Lines of data

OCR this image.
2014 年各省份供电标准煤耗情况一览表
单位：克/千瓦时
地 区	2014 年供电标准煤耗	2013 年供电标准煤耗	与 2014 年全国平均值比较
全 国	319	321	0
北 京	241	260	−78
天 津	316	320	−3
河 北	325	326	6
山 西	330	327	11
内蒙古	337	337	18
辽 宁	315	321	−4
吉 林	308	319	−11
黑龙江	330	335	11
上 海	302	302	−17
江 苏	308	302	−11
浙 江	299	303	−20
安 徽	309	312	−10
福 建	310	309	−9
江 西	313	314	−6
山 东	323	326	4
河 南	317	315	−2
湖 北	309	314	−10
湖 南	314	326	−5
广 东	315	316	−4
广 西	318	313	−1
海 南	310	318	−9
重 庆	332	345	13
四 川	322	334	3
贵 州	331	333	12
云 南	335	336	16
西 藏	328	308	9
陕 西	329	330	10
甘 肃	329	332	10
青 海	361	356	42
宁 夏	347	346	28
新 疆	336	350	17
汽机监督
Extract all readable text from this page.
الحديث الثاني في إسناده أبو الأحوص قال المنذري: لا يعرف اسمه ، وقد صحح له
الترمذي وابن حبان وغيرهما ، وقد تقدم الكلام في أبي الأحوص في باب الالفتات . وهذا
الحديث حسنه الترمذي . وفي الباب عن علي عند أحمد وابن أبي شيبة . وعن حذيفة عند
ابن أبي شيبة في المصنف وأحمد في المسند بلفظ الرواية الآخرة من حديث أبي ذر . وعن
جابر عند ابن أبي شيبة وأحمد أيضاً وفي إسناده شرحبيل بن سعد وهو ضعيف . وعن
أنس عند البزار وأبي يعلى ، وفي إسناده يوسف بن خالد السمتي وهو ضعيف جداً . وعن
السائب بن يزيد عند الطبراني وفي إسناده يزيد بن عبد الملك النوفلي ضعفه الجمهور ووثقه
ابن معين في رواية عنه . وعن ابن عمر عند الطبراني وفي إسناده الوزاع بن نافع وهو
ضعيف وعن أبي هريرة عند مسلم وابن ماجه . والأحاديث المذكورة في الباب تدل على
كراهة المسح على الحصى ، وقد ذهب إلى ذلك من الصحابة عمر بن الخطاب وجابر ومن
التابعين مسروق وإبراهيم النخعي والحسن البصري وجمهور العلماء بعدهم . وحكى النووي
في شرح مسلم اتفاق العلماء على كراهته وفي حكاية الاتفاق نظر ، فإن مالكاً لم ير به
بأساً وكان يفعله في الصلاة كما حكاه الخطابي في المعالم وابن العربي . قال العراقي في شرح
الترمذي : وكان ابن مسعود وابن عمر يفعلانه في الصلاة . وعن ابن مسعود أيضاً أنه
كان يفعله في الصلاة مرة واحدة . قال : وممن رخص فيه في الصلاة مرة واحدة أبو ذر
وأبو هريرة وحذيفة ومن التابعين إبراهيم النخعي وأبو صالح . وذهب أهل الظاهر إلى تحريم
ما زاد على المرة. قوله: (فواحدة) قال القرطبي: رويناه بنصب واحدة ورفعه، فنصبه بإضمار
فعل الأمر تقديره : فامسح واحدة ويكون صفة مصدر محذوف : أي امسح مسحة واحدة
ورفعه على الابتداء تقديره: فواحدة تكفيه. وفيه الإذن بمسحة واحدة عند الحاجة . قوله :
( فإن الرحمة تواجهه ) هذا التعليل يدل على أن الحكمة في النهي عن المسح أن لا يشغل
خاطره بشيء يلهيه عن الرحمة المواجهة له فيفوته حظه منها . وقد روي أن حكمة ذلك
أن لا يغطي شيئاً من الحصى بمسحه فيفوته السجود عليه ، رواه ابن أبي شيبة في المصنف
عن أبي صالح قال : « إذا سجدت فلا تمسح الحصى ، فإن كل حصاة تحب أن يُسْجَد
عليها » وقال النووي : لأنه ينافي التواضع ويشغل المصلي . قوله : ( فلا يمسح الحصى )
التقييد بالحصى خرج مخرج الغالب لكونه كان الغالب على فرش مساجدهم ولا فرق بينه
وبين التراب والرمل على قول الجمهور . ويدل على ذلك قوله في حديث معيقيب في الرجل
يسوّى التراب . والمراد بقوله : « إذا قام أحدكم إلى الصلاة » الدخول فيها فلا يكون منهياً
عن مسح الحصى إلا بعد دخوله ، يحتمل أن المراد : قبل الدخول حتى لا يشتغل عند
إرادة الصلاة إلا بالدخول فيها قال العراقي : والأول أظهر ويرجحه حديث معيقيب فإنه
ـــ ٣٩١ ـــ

• _Task requirements_:
Return every line exactly.

• _Response_:
OCR this image.
2014 年各省份供电标准煤耗情况一览表
单位：克/千瓦时
地 区	2014 年供电标准煤耗	2013 年供电标准煤耗	与 2014 年全国平均值比较
全 国	319	321	0
北 京	241	260	−78
天 津	316	320	−3
河 北	325	326	6
山 西	330	327	11
内蒙古	337	337	18
辽 宁	315	321	−4
吉 林	308	319	−11
黑龙江	330	335	11
上 海	302	302	−17
江 苏	308	302	−11
浙 江	299	303	−20
安 徽	309	312	−10
福 建	310	309	−9
江 西	313	314	−6
山 东	323	326	4
河 南	317	315	−2
湖 北	309	314	−10
湖 南	314	326	−5
广 东	315	316	−4
广 西	318	313	−1
海 南	310	318	−9
重 庆	332	345	13
四 川	322	334	3
贵 州	331	333	12
云 南	335	336	16
西 藏	328	308	9
陕 西	329	330	10
甘 肃	329	332	10
青 海	361	356	42
宁 夏	347	346	28
新 疆	336	350	17
汽机监督
Extract all readable text from this page.
الحديث الثاني في إسناده أبو الأحوص قال المنذري: لا يعرف اسمه ، وقد صحح له
الترمذي وابن حبان وغيرهما ، وقد تقدم الكلام في أبي الأحوص في باب الالفتات . وهذا
الحديث حسنه الترمذي . وفي الباب عن علي عند أحمد وابن أبي شيبة . وعن حذيفة عند
ابن أبي شيبة في المصنف وأحمد في المسند بلفظ الرواية الآخرة من حديث أبي ذر . وعن
جابر عند ابن أبي شيبة وأحمد أيضاً وفي إسناده شرحبيل بن سعد وهو ضعيف . وعن
أنس عند البزار وأبي يعلى ، وفي إسناده يوسف بن خالد السمتي وهو ضعيف جداً . وعن
السائب بن يزيد عند الطبراني وفي إسناده يزيد بن عبد الملك النوفلي ضعفه الجمهور ووثقه
ابن معين في رواية عنه . وعن ابن عمر عند الطبراني وفي إسناده الوزاع بن نافع وهو
ضعيف وعن أبي هريرة عند مسلم وابن ماجه . والأحاديث المذكورة في الباب تدل على
كراهة المسح على الحصى ، وقد ذهب إلى ذلك من الصحابة عمر بن الخطاب وجابر ومن
التابعين مسروق وإبراهيم النخعي والحسن البصري وجمهور العلماء بعدهم . وحكى النووي
في شرح مسلم اتفاق العلماء على كراهته وفي حكاية الاتفاق نظر ، فإن مالكاً لم ير به
بأساً وكان يفعله في الصلاة كما حكاه الخطابي في المعالم وابن العربي . قال العراقي في شرح
الترمذي : وكان ابن مسعود وابن عمر يفعلانه في الصلاة . وعن ابن مسعود أيضاً أنه
كان يفعله في الصلاة مرة واحدة . قال : وممن رخص فيه في الصلاة مرة واحدة أبو ذر
وأبو هريرة وحذيفة ومن التابعين إبراهيم النخعي وأبو صالح . وذهب أهل الظاهر إلى تحريم
ما زاد على المرة. قوله: (فواحدة) قال القرطبي: رويناه بنصب واحدة ورفعه، فنصبه بإضمار
فعل الأمر تقديره : فامسح واحدة ويكون صفة مصدر محذوف : أي امسح مسحة واحدة
ورفعه على الابتداء تقديره: فواحدة تكفيه. وفيه الإذن بمسحة واحدة عند الحاجة . قوله :
( فإن الرحمة تواجهه ) هذا التعليل يدل على أن الحكمة في النهي عن المسح أن لا يشغل
خاطره بشيء يلهيه عن الرحمة المواجهة له فيفوته حظه منها . وقد روي أن حكمة ذلك
أن لا يغطي شيئاً من الحصى بمسحه فيفوته السجود عليه ، رواه ابن أبي شيبة في المصنف
عن أبي صالح قال : « إذا سجدت فلا تمسح الحصى ، فإن كل حصاة تحب أن يُسْجَد
عليها » وقال النووي : لأنه ينافي التواضع ويشغل المصلي . قوله : ( فلا يمسح الحصى )
التقييد بالحصى خرج مخرج الغالب لكونه كان الغالب على فرش مساجدهم ولا فرق بينه
وبين التراب والرمل على قول الجمهور . ويدل على ذلك قوله في حديث معيقيب في الرجل
يسوّى التراب . والمراد بقوله : « إذا قام أحدكم إلى الصلاة » الدخول فيها فلا يكون منهياً
عن مسح الحصى إلا بعد دخوله ، يحتمل أن المراد : قبل الدخول حتى لا يشتغل عند
إرادة الصلاة إلا بالدخول فيها قال العراقي : والأول أظهر ويرجحه حديث معيقيب فإنه
ـــ ٣٩١ ـــ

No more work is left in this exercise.